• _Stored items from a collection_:
>>>>
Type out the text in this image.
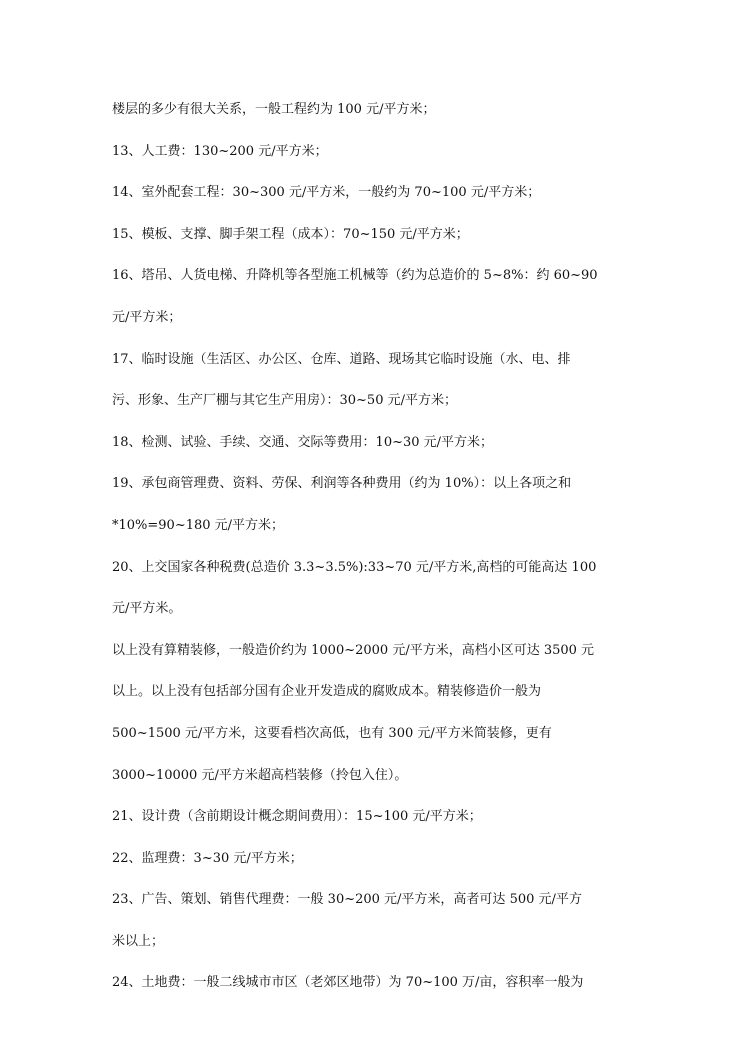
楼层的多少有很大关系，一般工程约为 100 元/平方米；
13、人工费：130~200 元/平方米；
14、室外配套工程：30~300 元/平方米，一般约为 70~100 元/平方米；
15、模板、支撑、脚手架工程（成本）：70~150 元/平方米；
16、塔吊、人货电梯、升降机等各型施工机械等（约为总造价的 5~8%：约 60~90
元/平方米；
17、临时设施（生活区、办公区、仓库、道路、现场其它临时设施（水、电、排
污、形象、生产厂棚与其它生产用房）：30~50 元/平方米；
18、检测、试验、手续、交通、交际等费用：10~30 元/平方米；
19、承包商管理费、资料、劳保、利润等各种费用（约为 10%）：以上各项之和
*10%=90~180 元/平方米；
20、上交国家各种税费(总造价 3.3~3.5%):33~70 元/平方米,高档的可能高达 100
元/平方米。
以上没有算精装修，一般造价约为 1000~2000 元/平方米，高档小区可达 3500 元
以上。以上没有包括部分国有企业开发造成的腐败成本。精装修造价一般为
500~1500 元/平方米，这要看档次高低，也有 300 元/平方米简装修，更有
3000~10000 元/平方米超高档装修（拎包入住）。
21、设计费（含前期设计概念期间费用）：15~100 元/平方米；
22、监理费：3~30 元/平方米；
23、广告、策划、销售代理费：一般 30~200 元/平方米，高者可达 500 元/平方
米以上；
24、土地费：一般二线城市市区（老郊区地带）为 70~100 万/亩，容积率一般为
<<<<
Transcribe the whole listing exactly. Pictures stay out of your copy.

Type out the text in this image.
楼层的多少有很大关系，一般工程约为 100 元/平方米；
13、人工费：130~200 元/平方米；
14、室外配套工程：30~300 元/平方米，一般约为 70~100 元/平方米；
15、模板、支撑、脚手架工程（成本）：70~150 元/平方米；
16、塔吊、人货电梯、升降机等各型施工机械等（约为总造价的 5~8%：约 60~90
元/平方米；
17、临时设施（生活区、办公区、仓库、道路、现场其它临时设施（水、电、排
污、形象、生产厂棚与其它生产用房）：30~50 元/平方米；
18、检测、试验、手续、交通、交际等费用：10~30 元/平方米；
19、承包商管理费、资料、劳保、利润等各种费用（约为 10%）：以上各项之和
*10%=90~180 元/平方米；
20、上交国家各种税费(总造价 3.3~3.5%):33~70 元/平方米,高档的可能高达 100
元/平方米。
以上没有算精装修，一般造价约为 1000~2000 元/平方米，高档小区可达 3500 元
以上。以上没有包括部分国有企业开发造成的腐败成本。精装修造价一般为
500~1500 元/平方米，这要看档次高低，也有 300 元/平方米简装修，更有
3000~10000 元/平方米超高档装修（拎包入住）。
21、设计费（含前期设计概念期间费用）：15~100 元/平方米；
22、监理费：3~30 元/平方米；
23、广告、策划、销售代理费：一般 30~200 元/平方米，高者可达 500 元/平方
米以上；
24、土地费：一般二线城市市区（老郊区地带）为 70~100 万/亩，容积率一般为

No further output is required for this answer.